**Short problem**.
Every entry below should be printed exactly, without its images.

— START OF Exercise material —

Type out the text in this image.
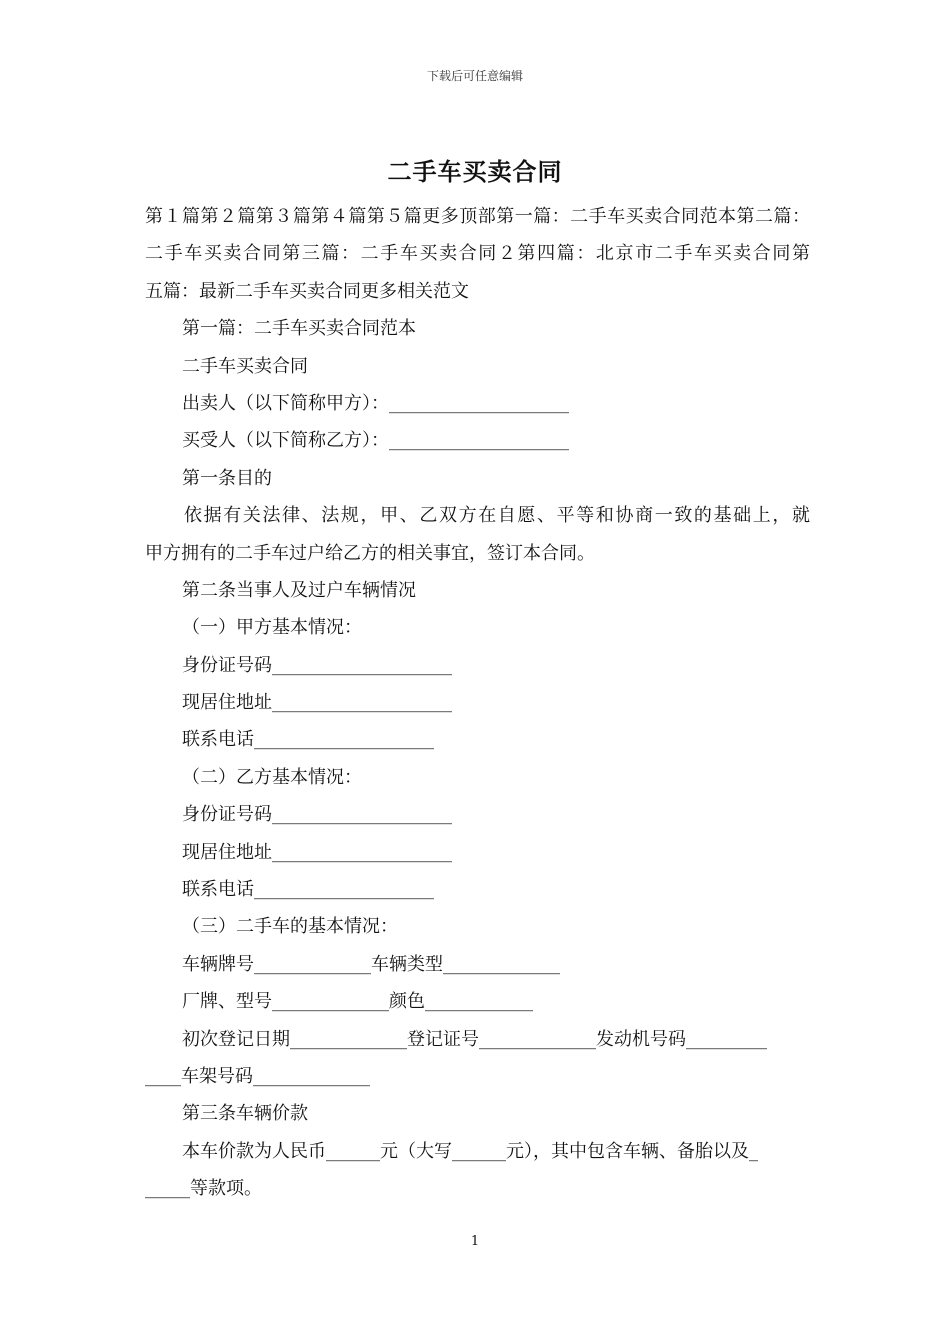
下载后可任意编辑
二手车买卖合同
第１篇第２篇第３篇第４篇第５篇更多顶部第一篇：二手车买卖合同范本第二篇：
二手车买卖合同第三篇：二手车买卖合同２第四篇：北京市二手车买卖合同第
五篇：最新二手车买卖合同更多相关范文
第一篇：二手车买卖合同范本
二手车买卖合同
出卖人（以下简称甲方）：____________________
买受人（以下简称乙方）：____________________
第一条目的
依据有关法律、法规，甲、乙双方在自愿、平等和协商一致的基础上，就
甲方拥有的二手车过户给乙方的相关事宜，签订本合同。
第二条当事人及过户车辆情况
（一）甲方基本情况：
身份证号码____________________
现居住地址____________________
联系电话____________________
（二）乙方基本情况：
身份证号码____________________
现居住地址____________________
联系电话____________________
（三）二手车的基本情况：
车辆牌号_____________车辆类型_____________
厂牌、型号_____________颜色____________
初次登记日期_____________登记证号_____________发动机号码_________
____车架号码_____________
第三条车辆价款
本车价款为人民币______元（大写______元），其中包含车辆、备胎以及_
_____等款项。
1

— END OF Exercise material —

**Answer to the exercise**.
Type out the text in this image.
下载后可任意编辑
二手车买卖合同
第１篇第２篇第３篇第４篇第５篇更多顶部第一篇：二手车买卖合同范本第二篇：
二手车买卖合同第三篇：二手车买卖合同２第四篇：北京市二手车买卖合同第
五篇：最新二手车买卖合同更多相关范文
第一篇：二手车买卖合同范本
二手车买卖合同
出卖人（以下简称甲方）：____________________
买受人（以下简称乙方）：____________________
第一条目的
依据有关法律、法规，甲、乙双方在自愿、平等和协商一致的基础上，就
甲方拥有的二手车过户给乙方的相关事宜，签订本合同。
第二条当事人及过户车辆情况
（一）甲方基本情况：
身份证号码____________________
现居住地址____________________
联系电话____________________
（二）乙方基本情况：
身份证号码____________________
现居住地址____________________
联系电话____________________
（三）二手车的基本情况：
车辆牌号_____________车辆类型_____________
厂牌、型号_____________颜色____________
初次登记日期_____________登记证号_____________发动机号码_________
____车架号码_____________
第三条车辆价款
本车价款为人民币______元（大写______元），其中包含车辆、备胎以及_
_____等款项。
1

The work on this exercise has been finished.